>>>>>
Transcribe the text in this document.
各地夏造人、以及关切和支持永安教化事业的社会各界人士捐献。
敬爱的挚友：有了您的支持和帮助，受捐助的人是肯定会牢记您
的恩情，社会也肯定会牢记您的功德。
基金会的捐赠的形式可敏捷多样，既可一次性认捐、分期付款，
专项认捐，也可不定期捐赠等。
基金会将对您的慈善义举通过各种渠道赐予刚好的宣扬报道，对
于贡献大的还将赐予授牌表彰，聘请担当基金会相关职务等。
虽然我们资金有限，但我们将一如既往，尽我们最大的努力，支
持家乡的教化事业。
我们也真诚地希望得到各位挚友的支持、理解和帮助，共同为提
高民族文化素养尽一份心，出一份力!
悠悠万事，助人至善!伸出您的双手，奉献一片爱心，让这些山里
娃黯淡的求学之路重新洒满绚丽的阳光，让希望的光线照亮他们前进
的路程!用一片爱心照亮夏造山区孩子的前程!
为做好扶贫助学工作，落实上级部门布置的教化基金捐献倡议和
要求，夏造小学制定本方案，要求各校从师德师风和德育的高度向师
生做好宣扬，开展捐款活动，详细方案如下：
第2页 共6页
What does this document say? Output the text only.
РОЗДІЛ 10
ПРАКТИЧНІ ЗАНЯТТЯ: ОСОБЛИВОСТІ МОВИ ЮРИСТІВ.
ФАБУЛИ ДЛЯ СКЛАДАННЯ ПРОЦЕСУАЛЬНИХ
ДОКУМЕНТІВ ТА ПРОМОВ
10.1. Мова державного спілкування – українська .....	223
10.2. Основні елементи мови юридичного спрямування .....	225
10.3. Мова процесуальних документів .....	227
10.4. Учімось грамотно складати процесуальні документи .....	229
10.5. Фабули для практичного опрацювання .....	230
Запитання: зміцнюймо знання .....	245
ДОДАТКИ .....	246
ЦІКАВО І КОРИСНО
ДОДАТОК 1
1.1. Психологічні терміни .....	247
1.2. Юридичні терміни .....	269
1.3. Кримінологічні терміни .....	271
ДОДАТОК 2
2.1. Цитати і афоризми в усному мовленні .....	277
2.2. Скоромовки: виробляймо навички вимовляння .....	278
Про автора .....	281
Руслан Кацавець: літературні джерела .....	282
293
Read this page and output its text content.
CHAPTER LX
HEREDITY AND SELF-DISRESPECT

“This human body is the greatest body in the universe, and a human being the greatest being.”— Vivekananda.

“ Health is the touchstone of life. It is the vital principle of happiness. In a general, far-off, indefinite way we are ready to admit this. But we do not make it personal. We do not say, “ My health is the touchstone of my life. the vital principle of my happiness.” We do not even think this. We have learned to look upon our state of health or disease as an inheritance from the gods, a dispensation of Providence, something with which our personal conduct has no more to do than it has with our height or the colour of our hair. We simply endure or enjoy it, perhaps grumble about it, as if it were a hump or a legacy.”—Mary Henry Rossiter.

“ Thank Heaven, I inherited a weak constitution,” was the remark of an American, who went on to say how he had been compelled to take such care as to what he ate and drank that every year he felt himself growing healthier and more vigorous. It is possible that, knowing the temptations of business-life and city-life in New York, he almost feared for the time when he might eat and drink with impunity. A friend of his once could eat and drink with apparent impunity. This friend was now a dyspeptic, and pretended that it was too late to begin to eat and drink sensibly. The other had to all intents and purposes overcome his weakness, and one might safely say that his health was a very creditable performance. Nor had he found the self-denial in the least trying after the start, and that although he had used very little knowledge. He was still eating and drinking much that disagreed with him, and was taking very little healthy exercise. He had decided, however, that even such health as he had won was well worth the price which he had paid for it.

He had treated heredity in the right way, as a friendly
<<<<<
What needs to be done.
Reproduce the full listing word for word.

Full answer.
Transcribe the text in this document.
各地夏造人、以及关切和支持永安教化事业的社会各界人士捐献。
敬爱的挚友：有了您的支持和帮助，受捐助的人是肯定会牢记您
的恩情，社会也肯定会牢记您的功德。
基金会的捐赠的形式可敏捷多样，既可一次性认捐、分期付款，
专项认捐，也可不定期捐赠等。
基金会将对您的慈善义举通过各种渠道赐予刚好的宣扬报道，对
于贡献大的还将赐予授牌表彰，聘请担当基金会相关职务等。
虽然我们资金有限，但我们将一如既往，尽我们最大的努力，支
持家乡的教化事业。
我们也真诚地希望得到各位挚友的支持、理解和帮助，共同为提
高民族文化素养尽一份心，出一份力!
悠悠万事，助人至善!伸出您的双手，奉献一片爱心，让这些山里
娃黯淡的求学之路重新洒满绚丽的阳光，让希望的光线照亮他们前进
的路程!用一片爱心照亮夏造山区孩子的前程!
为做好扶贫助学工作，落实上级部门布置的教化基金捐献倡议和
要求，夏造小学制定本方案，要求各校从师德师风和德育的高度向师
生做好宣扬，开展捐款活动，详细方案如下：
第2页 共6页
What does this document say? Output the text only.
РОЗДІЛ 10
ПРАКТИЧНІ ЗАНЯТТЯ: ОСОБЛИВОСТІ МОВИ ЮРИСТІВ.
ФАБУЛИ ДЛЯ СКЛАДАННЯ ПРОЦЕСУАЛЬНИХ
ДОКУМЕНТІВ ТА ПРОМОВ
10.1. Мова державного спілкування – українська .....	223
10.2. Основні елементи мови юридичного спрямування .....	225
10.3. Мова процесуальних документів .....	227
10.4. Учімось грамотно складати процесуальні документи .....	229
10.5. Фабули для практичного опрацювання .....	230
Запитання: зміцнюймо знання .....	245
ДОДАТКИ .....	246
ЦІКАВО І КОРИСНО
ДОДАТОК 1
1.1. Психологічні терміни .....	247
1.2. Юридичні терміни .....	269
1.3. Кримінологічні терміни .....	271
ДОДАТОК 2
2.1. Цитати і афоризми в усному мовленні .....	277
2.2. Скоромовки: виробляймо навички вимовляння .....	278
Про автора .....	281
Руслан Кацавець: літературні джерела .....	282
293
Read this page and output its text content.
CHAPTER LX
HEREDITY AND SELF-DISRESPECT

“This human body is the greatest body in the universe, and a human being the greatest being.”— Vivekananda.

“ Health is the touchstone of life. It is the vital principle of happiness. In a general, far-off, indefinite way we are ready to admit this. But we do not make it personal. We do not say, “ My health is the touchstone of my life. the vital principle of my happiness.” We do not even think this. We have learned to look upon our state of health or disease as an inheritance from the gods, a dispensation of Providence, something with which our personal conduct has no more to do than it has with our height or the colour of our hair. We simply endure or enjoy it, perhaps grumble about it, as if it were a hump or a legacy.”—Mary Henry Rossiter.

“ Thank Heaven, I inherited a weak constitution,” was the remark of an American, who went on to say how he had been compelled to take such care as to what he ate and drank that every year he felt himself growing healthier and more vigorous. It is possible that, knowing the temptations of business-life and city-life in New York, he almost feared for the time when he might eat and drink with impunity. A friend of his once could eat and drink with apparent impunity. This friend was now a dyspeptic, and pretended that it was too late to begin to eat and drink sensibly. The other had to all intents and purposes overcome his weakness, and one might safely say that his health was a very creditable performance. Nor had he found the self-denial in the least trying after the start, and that although he had used very little knowledge. He was still eating and drinking much that disagreed with him, and was taking very little healthy exercise. He had decided, however, that even such health as he had won was well worth the price which he had paid for it.

He had treated heredity in the right way, as a friendly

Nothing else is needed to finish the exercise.